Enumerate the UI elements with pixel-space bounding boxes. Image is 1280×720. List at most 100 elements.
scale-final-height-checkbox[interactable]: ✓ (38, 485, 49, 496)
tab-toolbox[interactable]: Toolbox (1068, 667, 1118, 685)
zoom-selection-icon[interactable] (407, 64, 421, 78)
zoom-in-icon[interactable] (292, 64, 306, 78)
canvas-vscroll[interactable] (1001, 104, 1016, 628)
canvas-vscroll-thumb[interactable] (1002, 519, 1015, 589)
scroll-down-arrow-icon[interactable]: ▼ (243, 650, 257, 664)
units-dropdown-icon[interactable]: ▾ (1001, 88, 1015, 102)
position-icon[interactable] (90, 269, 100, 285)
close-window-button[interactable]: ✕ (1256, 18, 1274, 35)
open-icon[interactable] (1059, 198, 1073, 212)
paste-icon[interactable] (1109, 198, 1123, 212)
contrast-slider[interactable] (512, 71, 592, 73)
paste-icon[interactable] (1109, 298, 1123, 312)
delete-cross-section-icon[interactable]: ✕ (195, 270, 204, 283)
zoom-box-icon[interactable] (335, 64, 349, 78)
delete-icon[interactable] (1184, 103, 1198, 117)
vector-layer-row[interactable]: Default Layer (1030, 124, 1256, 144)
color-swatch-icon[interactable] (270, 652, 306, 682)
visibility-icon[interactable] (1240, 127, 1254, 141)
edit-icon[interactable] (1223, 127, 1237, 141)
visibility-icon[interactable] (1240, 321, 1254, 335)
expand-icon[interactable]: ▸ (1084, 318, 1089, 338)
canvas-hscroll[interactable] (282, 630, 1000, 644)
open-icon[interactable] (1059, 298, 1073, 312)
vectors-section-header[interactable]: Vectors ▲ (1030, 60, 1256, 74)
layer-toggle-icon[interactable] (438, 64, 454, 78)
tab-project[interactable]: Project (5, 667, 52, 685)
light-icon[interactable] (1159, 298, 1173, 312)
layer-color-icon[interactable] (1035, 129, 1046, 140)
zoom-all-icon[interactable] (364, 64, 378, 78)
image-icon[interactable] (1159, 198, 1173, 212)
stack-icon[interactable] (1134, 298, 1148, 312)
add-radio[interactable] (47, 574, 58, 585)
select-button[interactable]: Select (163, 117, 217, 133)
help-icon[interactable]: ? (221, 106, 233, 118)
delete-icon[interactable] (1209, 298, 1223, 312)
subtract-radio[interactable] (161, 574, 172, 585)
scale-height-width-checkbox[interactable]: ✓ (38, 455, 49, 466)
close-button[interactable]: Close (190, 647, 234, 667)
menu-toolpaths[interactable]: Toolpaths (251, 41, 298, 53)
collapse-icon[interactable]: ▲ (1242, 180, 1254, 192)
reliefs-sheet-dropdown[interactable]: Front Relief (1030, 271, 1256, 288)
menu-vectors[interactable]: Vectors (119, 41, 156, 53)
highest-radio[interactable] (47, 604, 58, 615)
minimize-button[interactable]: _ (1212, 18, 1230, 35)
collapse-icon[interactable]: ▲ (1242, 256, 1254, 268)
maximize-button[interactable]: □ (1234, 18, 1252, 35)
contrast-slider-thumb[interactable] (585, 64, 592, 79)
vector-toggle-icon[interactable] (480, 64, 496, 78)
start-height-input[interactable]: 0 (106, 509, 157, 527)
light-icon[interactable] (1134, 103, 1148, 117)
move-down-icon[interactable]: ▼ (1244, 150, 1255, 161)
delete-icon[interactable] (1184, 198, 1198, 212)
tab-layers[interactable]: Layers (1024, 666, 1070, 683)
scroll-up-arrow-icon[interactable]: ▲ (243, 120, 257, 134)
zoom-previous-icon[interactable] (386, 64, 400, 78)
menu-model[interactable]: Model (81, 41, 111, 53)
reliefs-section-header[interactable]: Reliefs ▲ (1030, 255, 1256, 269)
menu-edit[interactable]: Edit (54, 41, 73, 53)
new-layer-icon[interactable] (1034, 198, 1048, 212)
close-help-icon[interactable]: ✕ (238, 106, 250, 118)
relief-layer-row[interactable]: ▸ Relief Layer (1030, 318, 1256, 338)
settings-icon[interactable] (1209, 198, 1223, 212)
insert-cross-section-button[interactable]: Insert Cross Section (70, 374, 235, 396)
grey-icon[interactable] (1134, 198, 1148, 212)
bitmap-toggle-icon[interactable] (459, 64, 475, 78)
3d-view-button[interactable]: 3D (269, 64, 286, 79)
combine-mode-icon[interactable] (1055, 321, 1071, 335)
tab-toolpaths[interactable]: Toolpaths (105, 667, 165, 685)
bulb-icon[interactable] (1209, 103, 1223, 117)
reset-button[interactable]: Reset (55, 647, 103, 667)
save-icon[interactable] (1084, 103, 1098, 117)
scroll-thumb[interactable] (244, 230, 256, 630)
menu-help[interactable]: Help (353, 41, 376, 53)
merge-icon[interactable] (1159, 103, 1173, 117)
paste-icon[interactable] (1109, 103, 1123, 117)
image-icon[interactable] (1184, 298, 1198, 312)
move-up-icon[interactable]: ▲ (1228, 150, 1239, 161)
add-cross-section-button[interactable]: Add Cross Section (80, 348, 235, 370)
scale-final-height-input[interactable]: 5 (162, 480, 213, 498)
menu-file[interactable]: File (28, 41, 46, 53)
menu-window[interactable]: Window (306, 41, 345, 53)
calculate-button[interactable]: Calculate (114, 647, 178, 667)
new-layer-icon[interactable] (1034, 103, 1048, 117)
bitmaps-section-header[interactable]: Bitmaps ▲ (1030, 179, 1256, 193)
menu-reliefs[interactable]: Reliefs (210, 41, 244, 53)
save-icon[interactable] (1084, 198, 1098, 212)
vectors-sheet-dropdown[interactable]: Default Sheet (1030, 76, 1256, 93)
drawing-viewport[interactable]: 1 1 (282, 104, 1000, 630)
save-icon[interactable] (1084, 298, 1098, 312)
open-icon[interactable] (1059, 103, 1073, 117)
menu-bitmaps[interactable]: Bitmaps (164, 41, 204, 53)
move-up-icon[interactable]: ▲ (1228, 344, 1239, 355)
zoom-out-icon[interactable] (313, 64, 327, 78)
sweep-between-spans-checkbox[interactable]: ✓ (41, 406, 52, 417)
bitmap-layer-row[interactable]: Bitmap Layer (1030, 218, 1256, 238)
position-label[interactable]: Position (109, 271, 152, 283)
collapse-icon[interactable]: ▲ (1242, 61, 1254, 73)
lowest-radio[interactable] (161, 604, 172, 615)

___

GIVEN PROBLEM - Copy out the listing above line for line, with no changes.

OUTPUT OF THE EXERCISE -
Enumerate the UI elements with pixel-space bounding boxes. Image is 1280×720. List at most 100 elements.
scale-final-height-checkbox[interactable]: ✓ (38, 485, 49, 496)
tab-toolbox[interactable]: Toolbox (1068, 667, 1118, 685)
zoom-selection-icon[interactable] (407, 64, 421, 78)
zoom-in-icon[interactable] (292, 64, 306, 78)
canvas-vscroll[interactable] (1001, 104, 1016, 628)
canvas-vscroll-thumb[interactable] (1002, 519, 1015, 589)
scroll-down-arrow-icon[interactable]: ▼ (243, 650, 257, 664)
units-dropdown-icon[interactable]: ▾ (1001, 88, 1015, 102)
position-icon[interactable] (90, 269, 100, 285)
close-window-button[interactable]: ✕ (1256, 18, 1274, 35)
open-icon[interactable] (1059, 198, 1073, 212)
paste-icon[interactable] (1109, 198, 1123, 212)
contrast-slider[interactable] (512, 71, 592, 73)
paste-icon[interactable] (1109, 298, 1123, 312)
delete-cross-section-icon[interactable]: ✕ (195, 270, 204, 283)
zoom-box-icon[interactable] (335, 64, 349, 78)
delete-icon[interactable] (1184, 103, 1198, 117)
vector-layer-row[interactable]: Default Layer (1030, 124, 1256, 144)
color-swatch-icon[interactable] (270, 652, 306, 682)
visibility-icon[interactable] (1240, 127, 1254, 141)
edit-icon[interactable] (1223, 127, 1237, 141)
visibility-icon[interactable] (1240, 321, 1254, 335)
expand-icon[interactable]: ▸ (1084, 318, 1089, 338)
canvas-hscroll[interactable] (282, 630, 1000, 644)
open-icon[interactable] (1059, 298, 1073, 312)
vectors-section-header[interactable]: Vectors ▲ (1030, 60, 1256, 74)
layer-toggle-icon[interactable] (438, 64, 454, 78)
tab-project[interactable]: Project (5, 667, 52, 685)
light-icon[interactable] (1159, 298, 1173, 312)
layer-color-icon[interactable] (1035, 129, 1046, 140)
zoom-all-icon[interactable] (364, 64, 378, 78)
image-icon[interactable] (1159, 198, 1173, 212)
stack-icon[interactable] (1134, 298, 1148, 312)
add-radio[interactable] (47, 574, 58, 585)
select-button[interactable]: Select (163, 117, 217, 133)
help-icon[interactable]: ? (221, 106, 233, 118)
delete-icon[interactable] (1209, 298, 1223, 312)
subtract-radio[interactable] (161, 574, 172, 585)
scale-height-width-checkbox[interactable]: ✓ (38, 455, 49, 466)
close-button[interactable]: Close (190, 647, 234, 667)
menu-toolpaths[interactable]: Toolpaths (251, 41, 298, 53)
collapse-icon[interactable]: ▲ (1242, 180, 1254, 192)
reliefs-sheet-dropdown[interactable]: Front Relief (1030, 271, 1256, 288)
menu-vectors[interactable]: Vectors (119, 41, 156, 53)
highest-radio[interactable] (47, 604, 58, 615)
minimize-button[interactable]: _ (1212, 18, 1230, 35)
collapse-icon[interactable]: ▲ (1242, 256, 1254, 268)
maximize-button[interactable]: □ (1234, 18, 1252, 35)
contrast-slider-thumb[interactable] (585, 64, 592, 79)
vector-toggle-icon[interactable] (480, 64, 496, 78)
start-height-input[interactable]: 0 (106, 509, 157, 527)
light-icon[interactable] (1134, 103, 1148, 117)
move-down-icon[interactable]: ▼ (1244, 150, 1255, 161)
delete-icon[interactable] (1184, 198, 1198, 212)
tab-layers[interactable]: Layers (1024, 666, 1070, 683)
scroll-up-arrow-icon[interactable]: ▲ (243, 120, 257, 134)
zoom-previous-icon[interactable] (386, 64, 400, 78)
menu-model[interactable]: Model (81, 41, 111, 53)
reliefs-section-header[interactable]: Reliefs ▲ (1030, 255, 1256, 269)
menu-edit[interactable]: Edit (54, 41, 73, 53)
new-layer-icon[interactable] (1034, 198, 1048, 212)
close-help-icon[interactable]: ✕ (238, 106, 250, 118)
relief-layer-row[interactable]: ▸ Relief Layer (1030, 318, 1256, 338)
settings-icon[interactable] (1209, 198, 1223, 212)
insert-cross-section-button[interactable]: Insert Cross Section (70, 374, 235, 396)
grey-icon[interactable] (1134, 198, 1148, 212)
bitmap-toggle-icon[interactable] (459, 64, 475, 78)
3d-view-button[interactable]: 3D (269, 64, 286, 79)
combine-mode-icon[interactable] (1055, 321, 1071, 335)
tab-toolpaths[interactable]: Toolpaths (105, 667, 165, 685)
bulb-icon[interactable] (1209, 103, 1223, 117)
reset-button[interactable]: Reset (55, 647, 103, 667)
save-icon[interactable] (1084, 103, 1098, 117)
scroll-thumb[interactable] (244, 230, 256, 630)
menu-help[interactable]: Help (353, 41, 376, 53)
merge-icon[interactable] (1159, 103, 1173, 117)
paste-icon[interactable] (1109, 103, 1123, 117)
image-icon[interactable] (1184, 298, 1198, 312)
move-up-icon[interactable]: ▲ (1228, 150, 1239, 161)
add-cross-section-button[interactable]: Add Cross Section (80, 348, 235, 370)
scale-final-height-input[interactable]: 5 (162, 480, 213, 498)
menu-file[interactable]: File (28, 41, 46, 53)
menu-window[interactable]: Window (306, 41, 345, 53)
calculate-button[interactable]: Calculate (114, 647, 178, 667)
new-layer-icon[interactable] (1034, 103, 1048, 117)
bitmaps-section-header[interactable]: Bitmaps ▲ (1030, 179, 1256, 193)
menu-reliefs[interactable]: Reliefs (210, 41, 244, 53)
save-icon[interactable] (1084, 198, 1098, 212)
vectors-sheet-dropdown[interactable]: Default Sheet (1030, 76, 1256, 93)
drawing-viewport[interactable]: 1 1 (282, 104, 1000, 630)
save-icon[interactable] (1084, 298, 1098, 312)
open-icon[interactable] (1059, 103, 1073, 117)
menu-bitmaps[interactable]: Bitmaps (164, 41, 204, 53)
move-up-icon[interactable]: ▲ (1228, 344, 1239, 355)
zoom-out-icon[interactable] (313, 64, 327, 78)
sweep-between-spans-checkbox[interactable]: ✓ (41, 406, 52, 417)
bitmap-layer-row[interactable]: Bitmap Layer (1030, 218, 1256, 238)
position-label[interactable]: Position (109, 271, 152, 283)
collapse-icon[interactable]: ▲ (1242, 61, 1254, 73)
lowest-radio[interactable] (161, 604, 172, 615)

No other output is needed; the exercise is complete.